-- Begin --

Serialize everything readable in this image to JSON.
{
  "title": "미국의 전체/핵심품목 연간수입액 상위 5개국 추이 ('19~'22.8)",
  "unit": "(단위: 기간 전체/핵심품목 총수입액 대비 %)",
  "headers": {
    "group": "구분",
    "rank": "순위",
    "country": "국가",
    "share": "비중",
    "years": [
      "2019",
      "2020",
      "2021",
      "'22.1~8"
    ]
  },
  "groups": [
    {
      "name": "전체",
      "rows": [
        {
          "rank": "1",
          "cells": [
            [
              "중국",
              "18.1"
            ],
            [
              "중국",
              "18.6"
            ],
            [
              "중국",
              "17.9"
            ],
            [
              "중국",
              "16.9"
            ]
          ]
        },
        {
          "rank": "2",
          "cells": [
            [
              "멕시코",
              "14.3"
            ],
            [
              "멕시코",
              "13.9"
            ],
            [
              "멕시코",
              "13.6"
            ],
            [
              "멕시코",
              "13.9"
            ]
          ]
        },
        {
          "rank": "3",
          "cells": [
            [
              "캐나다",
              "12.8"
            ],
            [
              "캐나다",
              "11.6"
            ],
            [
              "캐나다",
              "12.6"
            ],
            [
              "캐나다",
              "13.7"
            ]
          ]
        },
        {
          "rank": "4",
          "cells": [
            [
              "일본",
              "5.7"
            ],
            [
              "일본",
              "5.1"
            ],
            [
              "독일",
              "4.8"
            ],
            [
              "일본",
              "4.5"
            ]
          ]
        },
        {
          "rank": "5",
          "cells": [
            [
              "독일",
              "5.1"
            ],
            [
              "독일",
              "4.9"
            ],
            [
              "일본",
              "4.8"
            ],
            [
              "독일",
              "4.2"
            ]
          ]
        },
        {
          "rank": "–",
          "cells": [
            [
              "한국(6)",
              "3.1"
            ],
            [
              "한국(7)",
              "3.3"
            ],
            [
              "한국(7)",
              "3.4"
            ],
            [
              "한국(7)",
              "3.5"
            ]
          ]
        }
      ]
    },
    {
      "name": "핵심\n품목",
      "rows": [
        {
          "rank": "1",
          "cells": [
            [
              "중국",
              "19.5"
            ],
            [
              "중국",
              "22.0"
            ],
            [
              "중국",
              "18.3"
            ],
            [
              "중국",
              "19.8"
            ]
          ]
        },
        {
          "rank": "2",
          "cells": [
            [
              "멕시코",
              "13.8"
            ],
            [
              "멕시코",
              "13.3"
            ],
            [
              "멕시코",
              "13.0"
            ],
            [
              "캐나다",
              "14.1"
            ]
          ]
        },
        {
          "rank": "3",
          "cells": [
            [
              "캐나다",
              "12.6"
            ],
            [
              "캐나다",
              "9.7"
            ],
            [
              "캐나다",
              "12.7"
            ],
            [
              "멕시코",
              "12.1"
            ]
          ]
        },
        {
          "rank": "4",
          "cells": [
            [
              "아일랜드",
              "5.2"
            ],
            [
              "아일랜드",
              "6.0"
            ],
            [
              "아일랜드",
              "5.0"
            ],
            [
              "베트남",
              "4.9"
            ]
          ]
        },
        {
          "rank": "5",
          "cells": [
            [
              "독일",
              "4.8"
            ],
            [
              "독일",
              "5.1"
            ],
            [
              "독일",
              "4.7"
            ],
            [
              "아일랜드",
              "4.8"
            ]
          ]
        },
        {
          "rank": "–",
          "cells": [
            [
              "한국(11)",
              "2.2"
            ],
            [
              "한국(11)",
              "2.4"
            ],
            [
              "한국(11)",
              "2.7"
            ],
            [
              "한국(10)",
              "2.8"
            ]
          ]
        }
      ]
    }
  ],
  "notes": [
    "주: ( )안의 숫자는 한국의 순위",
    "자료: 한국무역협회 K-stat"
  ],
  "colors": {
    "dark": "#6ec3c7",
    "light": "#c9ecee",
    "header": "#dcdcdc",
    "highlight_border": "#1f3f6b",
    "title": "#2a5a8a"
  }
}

-- End --

Transcribe the whole listing with nothing added or left out.

EXPECTED ANSWER =>
Serialize everything readable in this image to JSON.
{
  "title": "미국의 전체/핵심품목 연간수입액 상위 5개국 추이 ('19~'22.8)",
  "unit": "(단위: 기간 전체/핵심품목 총수입액 대비 %)",
  "headers": {
    "group": "구분",
    "rank": "순위",
    "country": "국가",
    "share": "비중",
    "years": [
      "2019",
      "2020",
      "2021",
      "'22.1~8"
    ]
  },
  "groups": [
    {
      "name": "전체",
      "rows": [
        {
          "rank": "1",
          "cells": [
            [
              "중국",
              "18.1"
            ],
            [
              "중국",
              "18.6"
            ],
            [
              "중국",
              "17.9"
            ],
            [
              "중국",
              "16.9"
            ]
          ]
        },
        {
          "rank": "2",
          "cells": [
            [
              "멕시코",
              "14.3"
            ],
            [
              "멕시코",
              "13.9"
            ],
            [
              "멕시코",
              "13.6"
            ],
            [
              "멕시코",
              "13.9"
            ]
          ]
        },
        {
          "rank": "3",
          "cells": [
            [
              "캐나다",
              "12.8"
            ],
            [
              "캐나다",
              "11.6"
            ],
            [
              "캐나다",
              "12.6"
            ],
            [
              "캐나다",
              "13.7"
            ]
          ]
        },
        {
          "rank": "4",
          "cells": [
            [
              "일본",
              "5.7"
            ],
            [
              "일본",
              "5.1"
            ],
            [
              "독일",
              "4.8"
            ],
            [
              "일본",
              "4.5"
            ]
          ]
        },
        {
          "rank": "5",
          "cells": [
            [
              "독일",
              "5.1"
            ],
            [
              "독일",
              "4.9"
            ],
            [
              "일본",
              "4.8"
            ],
            [
              "독일",
              "4.2"
            ]
          ]
        },
        {
          "rank": "–",
          "cells": [
            [
              "한국(6)",
              "3.1"
            ],
            [
              "한국(7)",
              "3.3"
            ],
            [
              "한국(7)",
              "3.4"
            ],
            [
              "한국(7)",
              "3.5"
            ]
          ]
        }
      ]
    },
    {
      "name": "핵심\n품목",
      "rows": [
        {
          "rank": "1",
          "cells": [
            [
              "중국",
              "19.5"
            ],
            [
              "중국",
              "22.0"
            ],
            [
              "중국",
              "18.3"
            ],
            [
              "중국",
              "19.8"
            ]
          ]
        },
        {
          "rank": "2",
          "cells": [
            [
              "멕시코",
              "13.8"
            ],
            [
              "멕시코",
              "13.3"
            ],
            [
              "멕시코",
              "13.0"
            ],
            [
              "캐나다",
              "14.1"
            ]
          ]
        },
        {
          "rank": "3",
          "cells": [
            [
              "캐나다",
              "12.6"
            ],
            [
              "캐나다",
              "9.7"
            ],
            [
              "캐나다",
              "12.7"
            ],
            [
              "멕시코",
              "12.1"
            ]
          ]
        },
        {
          "rank": "4",
          "cells": [
            [
              "아일랜드",
              "5.2"
            ],
            [
              "아일랜드",
              "6.0"
            ],
            [
              "아일랜드",
              "5.0"
            ],
            [
              "베트남",
              "4.9"
            ]
          ]
        },
        {
          "rank": "5",
          "cells": [
            [
              "독일",
              "4.8"
            ],
            [
              "독일",
              "5.1"
            ],
            [
              "독일",
              "4.7"
            ],
            [
              "아일랜드",
              "4.8"
            ]
          ]
        },
        {
          "rank": "–",
          "cells": [
            [
              "한국(11)",
              "2.2"
            ],
            [
              "한국(11)",
              "2.4"
            ],
            [
              "한국(11)",
              "2.7"
            ],
            [
              "한국(10)",
              "2.8"
            ]
          ]
        }
      ]
    }
  ],
  "notes": [
    "주: ( )안의 숫자는 한국의 순위",
    "자료: 한국무역협회 K-stat"
  ],
  "colors": {
    "dark": "#6ec3c7",
    "light": "#c9ecee",
    "header": "#dcdcdc",
    "highlight_border": "#1f3f6b",
    "title": "#2a5a8a"
  }
}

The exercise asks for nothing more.